- GIVEN INFORMATION:

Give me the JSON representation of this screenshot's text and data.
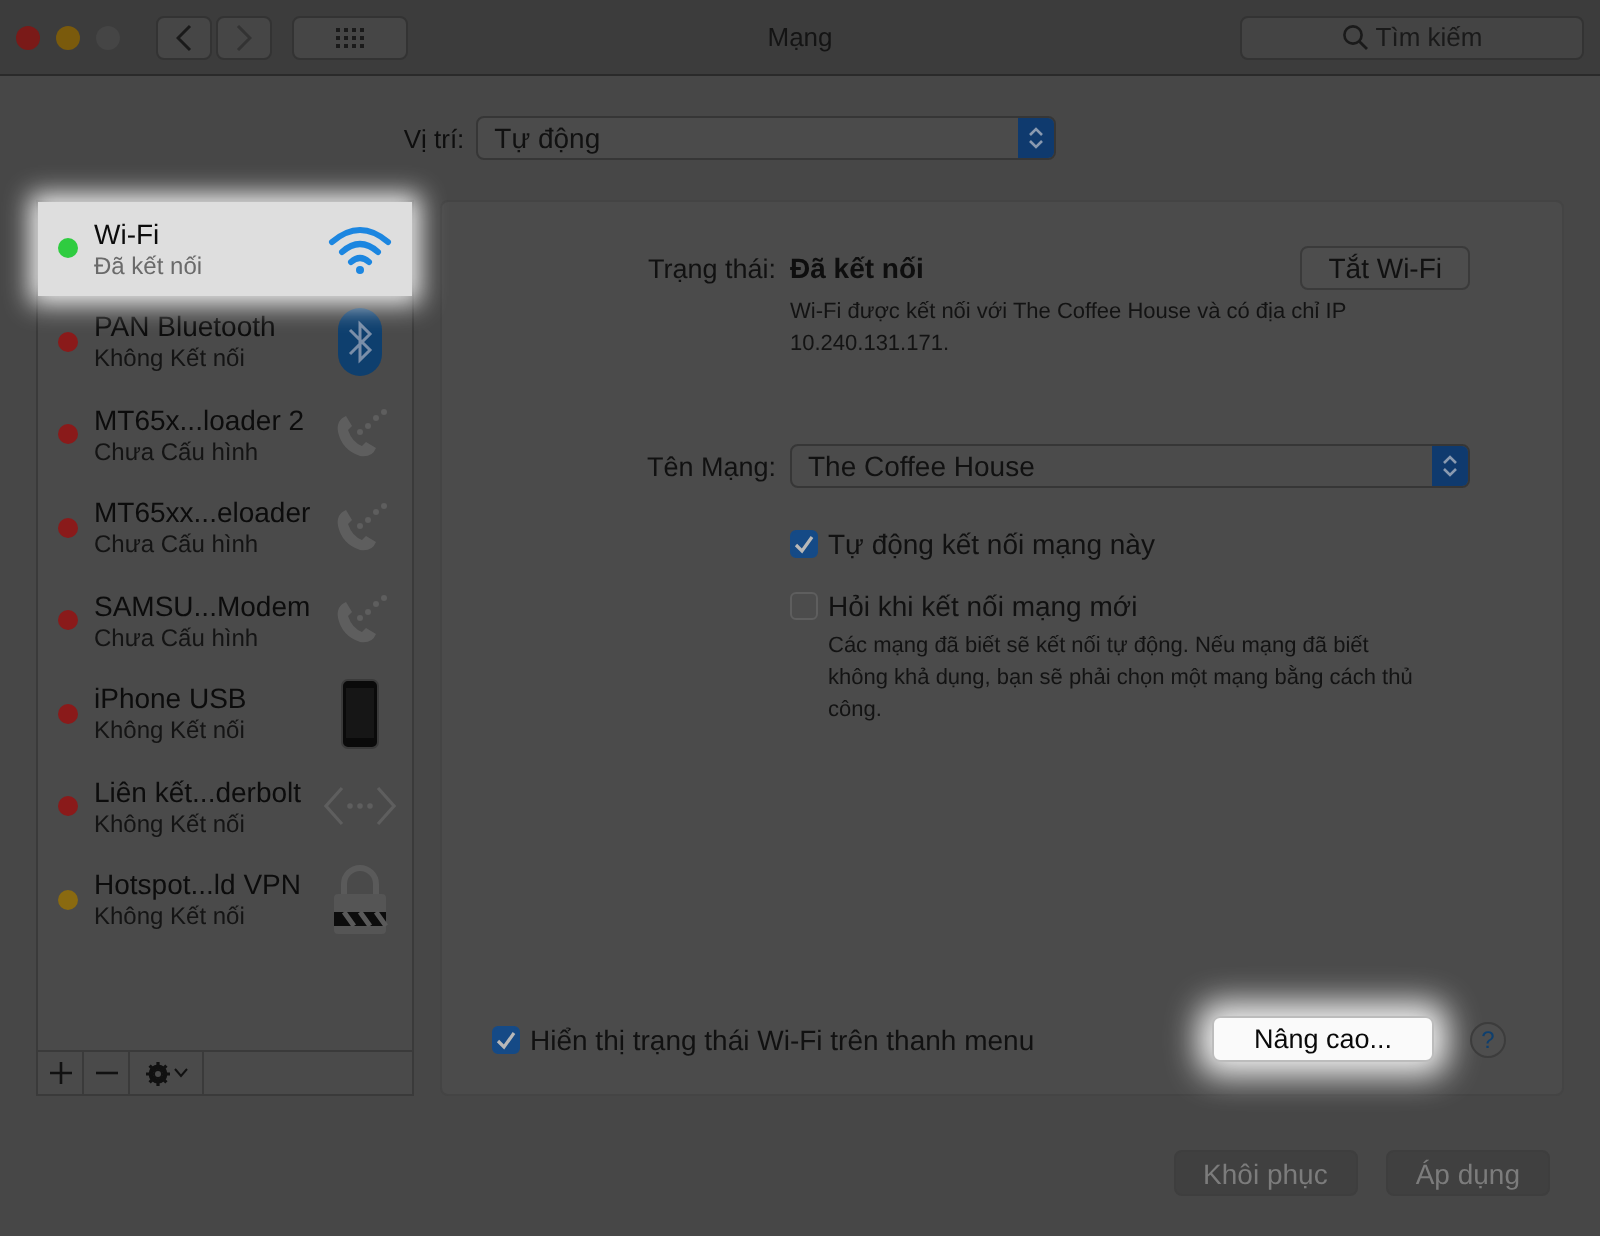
{
  "window": {
    "title": "Mạng",
    "search": {
      "placeholder": "Tìm kiếm"
    }
  },
  "location": {
    "label": "Vị trí:",
    "value": "Tự động"
  },
  "services": [
    {
      "name": "Wi-Fi",
      "status": "Đã kết nối",
      "color": "#2fcc40",
      "kind": "wifi",
      "selected": true
    },
    {
      "name": "PAN Bluetooth",
      "status": "Không Kết nối",
      "color": "#8a1a1a",
      "kind": "bluetooth",
      "selected": false
    },
    {
      "name": "MT65x...loader 2",
      "status": "Chưa Cấu hình",
      "color": "#8a1a1a",
      "kind": "phone",
      "selected": false
    },
    {
      "name": "MT65xx...eloader",
      "status": "Chưa Cấu hình",
      "color": "#8a1a1a",
      "kind": "phone",
      "selected": false
    },
    {
      "name": "SAMSU...Modem",
      "status": "Chưa Cấu hình",
      "color": "#8a1a1a",
      "kind": "phone",
      "selected": false
    },
    {
      "name": "iPhone USB",
      "status": "Không Kết nối",
      "color": "#8a1a1a",
      "kind": "iphone",
      "selected": false
    },
    {
      "name": "Liên kết...derbolt",
      "status": "Không Kết nối",
      "color": "#8a1a1a",
      "kind": "thunderbolt",
      "selected": false
    },
    {
      "name": "Hotspot...ld VPN",
      "status": "Không Kết nối",
      "color": "#8a6a10",
      "kind": "vpn",
      "selected": false
    }
  ],
  "detail": {
    "status_label": "Trạng thái:",
    "status_value": "Đã kết nối",
    "toggle_button": "Tắt Wi-Fi",
    "status_description": "Wi-Fi được kết nối với The Coffee House và có địa chỉ IP 10.240.131.171.",
    "network_label": "Tên Mạng:",
    "network_value": "The Coffee House",
    "options": [
      {
        "label": "Tự động kết nối mạng này",
        "checked": true
      },
      {
        "label": "Hỏi khi kết nối mạng mới",
        "checked": false
      }
    ],
    "note": "Các mạng đã biết sẽ kết nối tự động. Nếu mạng đã biết không khả dụng, bạn sẽ phải chọn một mạng bằng cách thủ công.",
    "show_status": {
      "label": "Hiển thị trạng thái Wi-Fi trên thanh menu",
      "checked": true
    },
    "advanced_button": {
      "label": "Nâng cao...",
      "highlighted": true
    },
    "help": "?"
  },
  "buttons": [
    {
      "label": "Khôi phục",
      "disabled": true
    },
    {
      "label": "Áp dụng",
      "disabled": true
    }
  ]
}
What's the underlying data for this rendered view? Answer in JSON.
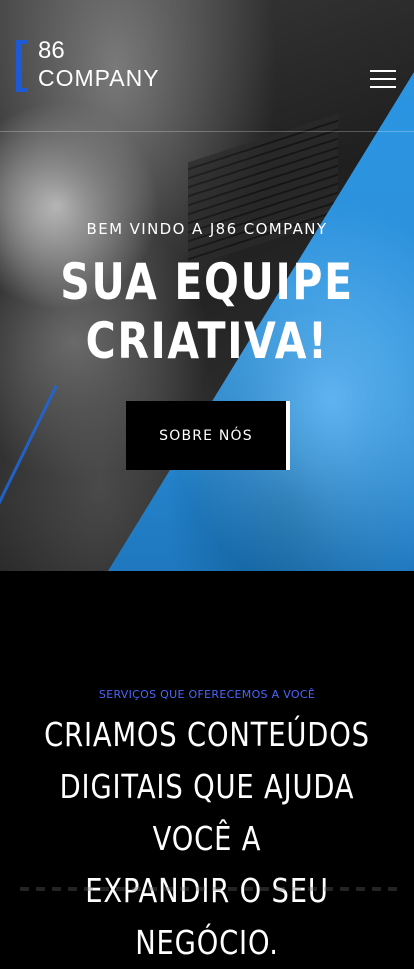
{
  "brand": {
    "logo_top": "86",
    "logo_bottom": "COMPANY"
  },
  "header": {
    "menu_icon": "hamburger-menu-icon"
  },
  "hero": {
    "subtitle": "BEM VINDO A J86 COMPANY",
    "title_line1": "SUA EQUIPE",
    "title_line2": "CRIATIVA!",
    "cta_label": "SOBRE NÓS"
  },
  "services": {
    "eyebrow": "SERVIÇOS QUE OFERECEMOS A VOCÊ",
    "title_line1": "CRIAMOS CONTEÚDOS",
    "title_line2": "DIGITAIS QUE AJUDA VOCÊ A",
    "title_line3": "EXPANDIR O SEU NEGÓCIO."
  },
  "colors": {
    "accent_blue": "#2b97e6",
    "brand_blue": "#1f5ad6",
    "eyebrow_blue": "#4a66ff"
  }
}
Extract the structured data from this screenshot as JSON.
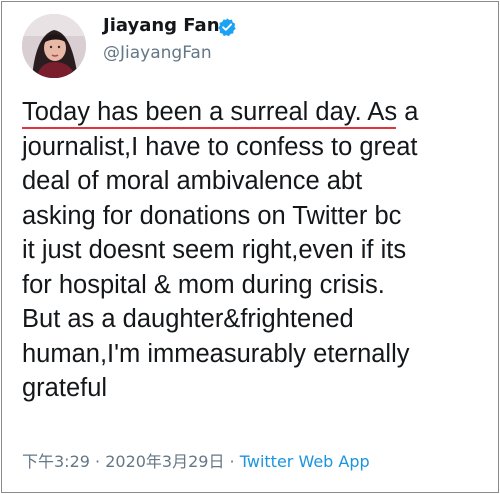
{
  "tweet": {
    "author": {
      "display_name": "Jiayang Fan",
      "handle": "@JiayangFan",
      "verified": true
    },
    "text": "Today has been a surreal day. As a\njournalist,I have to confess to great\ndeal of moral ambivalence abt\nasking for donations on Twitter bc\nit just doesnt seem right,even if its\nfor hospital & mom during crisis.\nBut as a daughter&frightened\nhuman,I'm immeasurably eternally\ngrateful",
    "time": "下午3:29",
    "separator_1": " · ",
    "date": "2020年3月29日",
    "separator_2": " · ",
    "source": "Twitter Web App"
  },
  "colors": {
    "name_text": "#14171a",
    "secondary_text": "#657786",
    "link_blue": "#1b95e0",
    "verified_badge": "#1da1f2",
    "annotation_underline": "#e0333a",
    "border": "#8a8a8a"
  },
  "icons": {
    "verified": "verified-badge-icon"
  }
}
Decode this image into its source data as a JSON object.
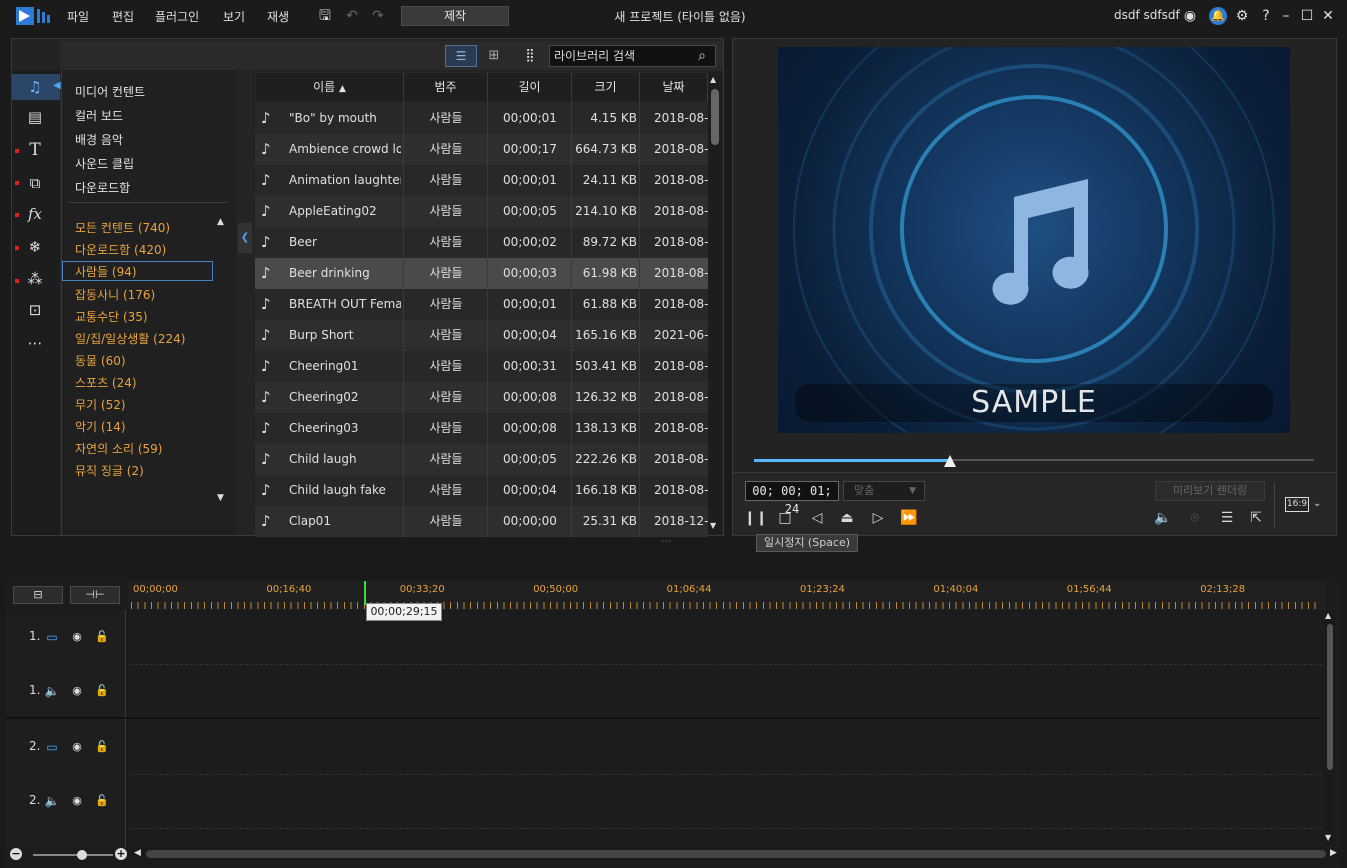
{
  "menu": [
    "파일",
    "편집",
    "플러그인",
    "보기",
    "재생"
  ],
  "produce_label": "제작",
  "window_title": "새 프로젝트 (타이틀 없음)",
  "user_name": "dsdf sdfsdf",
  "search": {
    "value": "라이브러리 검색"
  },
  "categories_top": [
    "미디어 컨텐트",
    "컬러 보드",
    "배경 음악",
    "사운드 클립",
    "다운로드함"
  ],
  "categories_tags": [
    "모든 컨텐트  (740)",
    "다운로드함  (420)",
    "사람들  (94)",
    "잡동사니  (176)",
    "교통수단  (35)",
    "일/집/일상생활  (224)",
    "동물  (60)",
    "스포츠  (24)",
    "무기  (52)",
    "악기  (14)",
    "자연의 소리  (59)",
    "뮤직 징글  (2)"
  ],
  "columns": {
    "name": "이름",
    "category": "범주",
    "length": "길이",
    "size": "크기",
    "date": "날짜"
  },
  "files": [
    {
      "name": "\"Bo\" by mouth",
      "category": "사람들",
      "length": "00;00;01",
      "size": "4.15 KB",
      "date": "2018-08-"
    },
    {
      "name": "Ambience crowd lo...",
      "category": "사람들",
      "length": "00;00;17",
      "size": "664.73 KB",
      "date": "2018-08-"
    },
    {
      "name": "Animation laughter",
      "category": "사람들",
      "length": "00;00;01",
      "size": "24.11 KB",
      "date": "2018-08-"
    },
    {
      "name": "AppleEating02",
      "category": "사람들",
      "length": "00;00;05",
      "size": "214.10 KB",
      "date": "2018-08-"
    },
    {
      "name": "Beer",
      "category": "사람들",
      "length": "00;00;02",
      "size": "89.72 KB",
      "date": "2018-08-"
    },
    {
      "name": "Beer drinking",
      "category": "사람들",
      "length": "00;00;03",
      "size": "61.98 KB",
      "date": "2018-08-"
    },
    {
      "name": "BREATH OUT Fema...",
      "category": "사람들",
      "length": "00;00;01",
      "size": "61.88 KB",
      "date": "2018-08-"
    },
    {
      "name": "Burp Short",
      "category": "사람들",
      "length": "00;00;04",
      "size": "165.16 KB",
      "date": "2021-06-"
    },
    {
      "name": "Cheering01",
      "category": "사람들",
      "length": "00;00;31",
      "size": "503.41 KB",
      "date": "2018-08-"
    },
    {
      "name": "Cheering02",
      "category": "사람들",
      "length": "00;00;08",
      "size": "126.32 KB",
      "date": "2018-08-"
    },
    {
      "name": "Cheering03",
      "category": "사람들",
      "length": "00;00;08",
      "size": "138.13 KB",
      "date": "2018-08-"
    },
    {
      "name": "Child laugh",
      "category": "사람들",
      "length": "00;00;05",
      "size": "222.26 KB",
      "date": "2018-08-"
    },
    {
      "name": "Child laugh fake",
      "category": "사람들",
      "length": "00;00;04",
      "size": "166.18 KB",
      "date": "2018-08-"
    },
    {
      "name": "Clap01",
      "category": "사람들",
      "length": "00;00;00",
      "size": "25.31 KB",
      "date": "2018-12-"
    }
  ],
  "preview": {
    "sample_text": "SAMPLE",
    "timecode": "00; 00; 01; 24",
    "fit_label": "맞춤",
    "render_label": "미리보기 렌더링",
    "tooltip": "일시정지 (Space)",
    "aspect": "16:9",
    "progress_fraction": 0.35
  },
  "timeline": {
    "ruler": [
      "00;00;00",
      "00;16;40",
      "00;33;20",
      "00;50;00",
      "01;06;44",
      "01;23;24",
      "01;40;04",
      "01;56;44",
      "02;13;28"
    ],
    "playhead_timecode": "00;00;29;15",
    "tracks": [
      {
        "num": "1.",
        "type": "video"
      },
      {
        "num": "1.",
        "type": "audio"
      },
      {
        "num": "2.",
        "type": "video"
      },
      {
        "num": "2.",
        "type": "audio"
      }
    ]
  },
  "colors": {
    "accent_orange": "#e8a33c",
    "accent_blue": "#4aa8ff",
    "playhead": "#37e037"
  }
}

- WHAT TO WORK ON: Copy every line from the records above that contains the word "menu".

- THE REPLY:
      "label": "Hiển thị trạng thái Wi-Fi trên thanh menu",
    "menu_icon": "hamburger-menu-icon"
  "menu": [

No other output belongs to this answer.